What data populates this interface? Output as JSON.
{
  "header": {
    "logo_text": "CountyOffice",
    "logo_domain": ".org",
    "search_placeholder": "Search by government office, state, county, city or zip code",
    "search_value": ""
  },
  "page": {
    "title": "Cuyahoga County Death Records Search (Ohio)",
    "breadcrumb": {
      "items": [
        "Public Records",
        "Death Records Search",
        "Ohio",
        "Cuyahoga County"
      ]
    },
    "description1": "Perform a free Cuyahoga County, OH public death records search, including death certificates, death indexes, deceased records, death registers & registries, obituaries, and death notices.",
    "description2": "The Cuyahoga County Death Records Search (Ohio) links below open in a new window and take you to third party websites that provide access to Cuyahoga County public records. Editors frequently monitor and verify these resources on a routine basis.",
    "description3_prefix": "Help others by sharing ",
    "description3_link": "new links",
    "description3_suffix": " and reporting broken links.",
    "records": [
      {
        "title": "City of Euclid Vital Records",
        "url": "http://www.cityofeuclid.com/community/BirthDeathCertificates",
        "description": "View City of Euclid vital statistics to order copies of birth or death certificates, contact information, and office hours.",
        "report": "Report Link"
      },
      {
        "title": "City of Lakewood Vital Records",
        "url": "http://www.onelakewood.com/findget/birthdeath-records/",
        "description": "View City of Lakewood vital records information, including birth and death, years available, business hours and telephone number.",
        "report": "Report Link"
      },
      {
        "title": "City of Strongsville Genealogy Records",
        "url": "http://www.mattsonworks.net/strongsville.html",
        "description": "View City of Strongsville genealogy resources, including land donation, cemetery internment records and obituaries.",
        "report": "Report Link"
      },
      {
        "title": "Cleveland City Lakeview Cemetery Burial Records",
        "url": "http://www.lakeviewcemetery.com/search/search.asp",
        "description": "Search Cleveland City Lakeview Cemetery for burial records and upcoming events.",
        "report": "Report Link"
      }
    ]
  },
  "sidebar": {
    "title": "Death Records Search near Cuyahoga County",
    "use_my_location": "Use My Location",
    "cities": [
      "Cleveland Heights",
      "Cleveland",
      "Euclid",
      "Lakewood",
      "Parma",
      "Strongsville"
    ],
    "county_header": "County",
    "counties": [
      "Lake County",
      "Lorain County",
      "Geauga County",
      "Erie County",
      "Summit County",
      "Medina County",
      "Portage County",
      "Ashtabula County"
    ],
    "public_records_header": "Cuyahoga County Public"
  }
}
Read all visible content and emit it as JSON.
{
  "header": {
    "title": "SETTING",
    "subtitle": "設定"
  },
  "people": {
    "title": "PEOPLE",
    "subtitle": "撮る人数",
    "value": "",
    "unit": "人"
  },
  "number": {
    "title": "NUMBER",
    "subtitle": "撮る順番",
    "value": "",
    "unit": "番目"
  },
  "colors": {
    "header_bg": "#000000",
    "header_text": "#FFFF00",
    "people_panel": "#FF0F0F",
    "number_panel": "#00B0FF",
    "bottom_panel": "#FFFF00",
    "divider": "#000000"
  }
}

> REQUIREMENTS
The answer should be a single number: the count of lines in the data that include the string "information".

> RESULT FOR THIS EXERCISE
2